TO BE DONE — Select the lines of the records containing the word "text" and list them.

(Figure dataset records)
** start **

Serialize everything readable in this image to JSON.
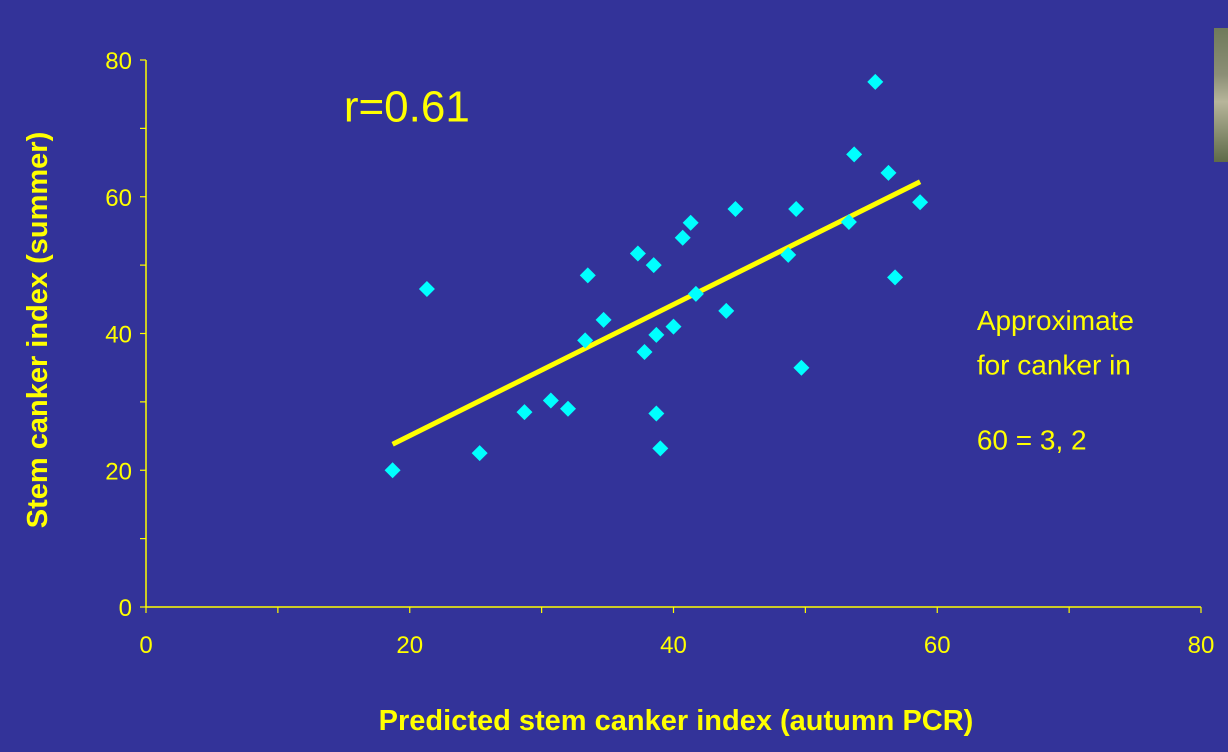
{
  "colors": {
    "background": "#333399",
    "text": "#ffff00",
    "points": "#00ffff",
    "trendline": "#ffff00",
    "axis": "#ffff00"
  },
  "chart_data": {
    "type": "scatter",
    "title": "",
    "xlabel": "Predicted  stem canker index (autumn PCR)",
    "ylabel": "Stem canker index (summer)",
    "xlim": [
      0,
      80
    ],
    "ylim": [
      0,
      80
    ],
    "xticks": [
      0,
      20,
      40,
      60,
      80
    ],
    "yticks": [
      0,
      20,
      40,
      60,
      80
    ],
    "grid": false,
    "series": [
      {
        "marker": "diamond",
        "points": [
          {
            "x": 18.7,
            "y": 20
          },
          {
            "x": 21.3,
            "y": 46.5
          },
          {
            "x": 25.3,
            "y": 22.5
          },
          {
            "x": 28.7,
            "y": 28.5
          },
          {
            "x": 30.7,
            "y": 30.2
          },
          {
            "x": 32,
            "y": 29
          },
          {
            "x": 33.3,
            "y": 39
          },
          {
            "x": 33.5,
            "y": 48.5
          },
          {
            "x": 34.7,
            "y": 42
          },
          {
            "x": 37.3,
            "y": 51.7
          },
          {
            "x": 37.8,
            "y": 37.3
          },
          {
            "x": 38.5,
            "y": 50
          },
          {
            "x": 38.7,
            "y": 28.3
          },
          {
            "x": 38.7,
            "y": 39.8
          },
          {
            "x": 39,
            "y": 23.2
          },
          {
            "x": 40,
            "y": 41
          },
          {
            "x": 40.7,
            "y": 54
          },
          {
            "x": 41.3,
            "y": 56.2
          },
          {
            "x": 41.7,
            "y": 45.8
          },
          {
            "x": 44,
            "y": 43.3
          },
          {
            "x": 44.7,
            "y": 58.2
          },
          {
            "x": 48.7,
            "y": 51.5
          },
          {
            "x": 49.3,
            "y": 58.2
          },
          {
            "x": 49.7,
            "y": 35
          },
          {
            "x": 53.3,
            "y": 56.3
          },
          {
            "x": 53.7,
            "y": 66.2
          },
          {
            "x": 55.3,
            "y": 76.8
          },
          {
            "x": 56.3,
            "y": 63.5
          },
          {
            "x": 56.8,
            "y": 48.2
          },
          {
            "x": 58.7,
            "y": 59.2
          }
        ]
      }
    ],
    "trendline": {
      "x": [
        18.7,
        58.7
      ],
      "y": [
        23.8,
        62.2
      ]
    },
    "annotations": [
      {
        "text": "r=0.61",
        "x": 15,
        "y": 71
      },
      {
        "text": "Approximate",
        "x": 63,
        "y": 40.5
      },
      {
        "text": "for canker in",
        "x": 63,
        "y": 34
      },
      {
        "text": "60 = 3,      2",
        "x": 63,
        "y": 23
      }
    ]
  }
}
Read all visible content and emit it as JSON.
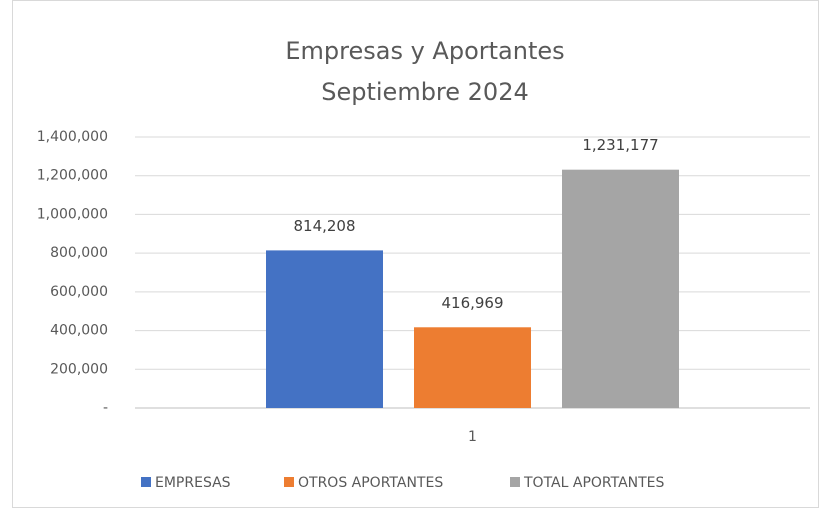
{
  "chart_data": {
    "type": "bar",
    "title": "Empresas y Aportantes",
    "subtitle": "Septiembre 2024",
    "categories": [
      "1"
    ],
    "series": [
      {
        "name": "EMPRESAS",
        "color": "#4472c4",
        "values": [
          814208
        ],
        "value_labels": [
          "814,208"
        ]
      },
      {
        "name": "OTROS APORTANTES",
        "color": "#ed7d31",
        "values": [
          416969
        ],
        "value_labels": [
          "416,969"
        ]
      },
      {
        "name": "TOTAL APORTANTES",
        "color": "#a5a5a5",
        "values": [
          1231177
        ],
        "value_labels": [
          "1,231,177"
        ]
      }
    ],
    "ylim": [
      0,
      1400000
    ],
    "yticks": [
      {
        "value": 0,
        "label": "-"
      },
      {
        "value": 200000,
        "label": "200,000"
      },
      {
        "value": 400000,
        "label": "400,000"
      },
      {
        "value": 600000,
        "label": "600,000"
      },
      {
        "value": 800000,
        "label": "800,000"
      },
      {
        "value": 1000000,
        "label": "1,000,000"
      },
      {
        "value": 1200000,
        "label": "1,200,000"
      },
      {
        "value": 1400000,
        "label": "1,400,000"
      }
    ],
    "grid": true,
    "legend": "bottom"
  }
}
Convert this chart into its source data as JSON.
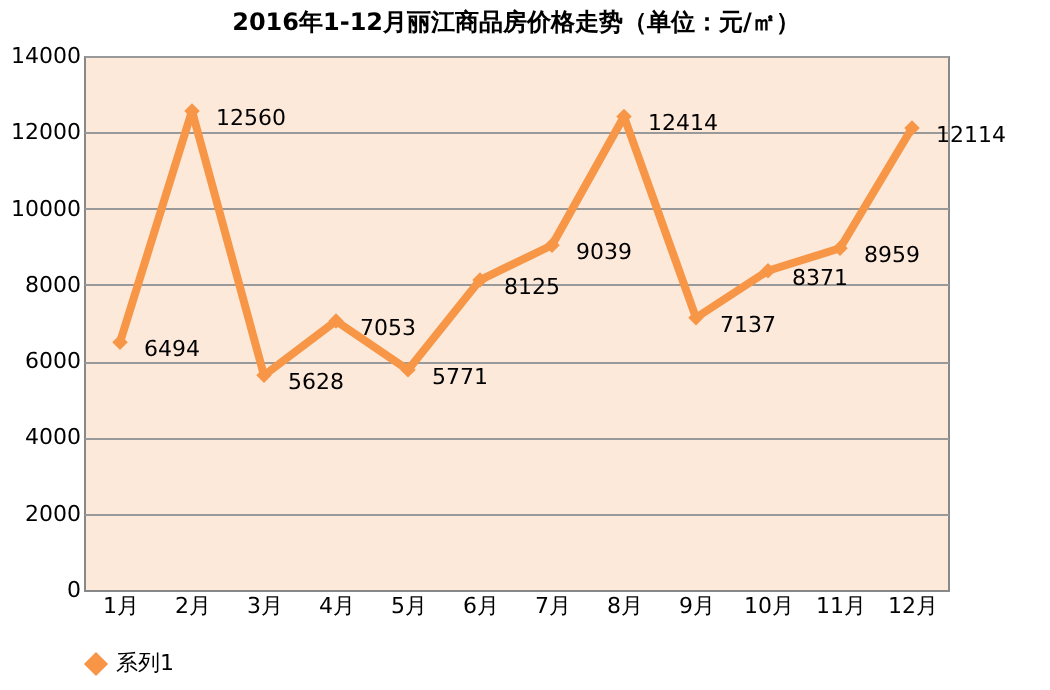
{
  "chart_data": {
    "type": "line",
    "title": "2016年1-12月丽江商品房价格走势（单位：元/㎡）",
    "categories": [
      "1月",
      "2月",
      "3月",
      "4月",
      "5月",
      "6月",
      "7月",
      "8月",
      "9月",
      "10月",
      "11月",
      "12月"
    ],
    "series": [
      {
        "name": "系列1",
        "color": "#f79646",
        "values": [
          6494,
          12560,
          5628,
          7053,
          5771,
          8125,
          9039,
          12414,
          7137,
          8371,
          8959,
          12114
        ]
      }
    ],
    "ylim": [
      0,
      14000
    ],
    "yticks": [
      0,
      2000,
      4000,
      6000,
      8000,
      10000,
      12000,
      14000
    ],
    "grid": "y",
    "legend": "bottom",
    "marker": "diamond",
    "line_style": "solid",
    "data_labels": true
  }
}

** end **

EXERCISE ANSWER —
    "text": "#ffff00",
        "text": "r=0.61",
        "text": "Approximate",
        "text": "for canker in",
        "text": "60 = 3,      2",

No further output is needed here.